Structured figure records
*****

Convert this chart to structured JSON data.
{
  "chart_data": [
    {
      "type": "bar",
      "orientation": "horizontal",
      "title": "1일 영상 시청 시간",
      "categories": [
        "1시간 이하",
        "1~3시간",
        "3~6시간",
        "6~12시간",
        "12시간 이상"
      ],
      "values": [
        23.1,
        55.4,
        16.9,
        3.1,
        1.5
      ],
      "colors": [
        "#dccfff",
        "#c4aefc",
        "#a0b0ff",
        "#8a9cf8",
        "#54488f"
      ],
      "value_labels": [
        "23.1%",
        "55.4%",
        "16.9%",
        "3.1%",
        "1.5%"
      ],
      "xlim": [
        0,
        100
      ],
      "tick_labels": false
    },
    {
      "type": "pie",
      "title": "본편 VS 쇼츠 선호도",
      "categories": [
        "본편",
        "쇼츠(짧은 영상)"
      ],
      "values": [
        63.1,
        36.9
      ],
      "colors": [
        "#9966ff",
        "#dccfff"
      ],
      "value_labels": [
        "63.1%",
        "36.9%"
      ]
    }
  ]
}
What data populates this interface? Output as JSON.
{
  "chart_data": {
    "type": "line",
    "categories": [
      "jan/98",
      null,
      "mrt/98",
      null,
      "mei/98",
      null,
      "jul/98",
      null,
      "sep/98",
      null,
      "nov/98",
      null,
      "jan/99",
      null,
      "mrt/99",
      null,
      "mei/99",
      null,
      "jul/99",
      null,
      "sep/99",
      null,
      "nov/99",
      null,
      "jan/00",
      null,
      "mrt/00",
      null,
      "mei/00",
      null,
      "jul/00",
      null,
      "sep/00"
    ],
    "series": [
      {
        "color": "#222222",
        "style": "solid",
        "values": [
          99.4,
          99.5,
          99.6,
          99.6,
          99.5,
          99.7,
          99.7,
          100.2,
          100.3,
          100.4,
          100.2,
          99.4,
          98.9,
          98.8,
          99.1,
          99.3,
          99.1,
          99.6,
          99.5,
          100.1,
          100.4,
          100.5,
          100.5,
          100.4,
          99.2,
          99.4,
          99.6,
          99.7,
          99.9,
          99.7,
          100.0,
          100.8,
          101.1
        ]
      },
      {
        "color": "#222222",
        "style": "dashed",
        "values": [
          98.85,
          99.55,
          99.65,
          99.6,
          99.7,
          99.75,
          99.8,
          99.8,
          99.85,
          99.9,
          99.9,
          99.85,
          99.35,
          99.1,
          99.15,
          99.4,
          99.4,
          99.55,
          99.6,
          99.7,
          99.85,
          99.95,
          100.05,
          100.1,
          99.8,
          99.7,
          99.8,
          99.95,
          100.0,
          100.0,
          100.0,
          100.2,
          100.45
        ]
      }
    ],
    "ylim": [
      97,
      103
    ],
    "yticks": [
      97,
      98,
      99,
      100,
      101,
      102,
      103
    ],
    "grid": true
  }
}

*****

EXERCISE: List the lines that contain the word "this".

REPLY:
Convert this chart to structured JSON data.
What data populates this interface? Output as JSON.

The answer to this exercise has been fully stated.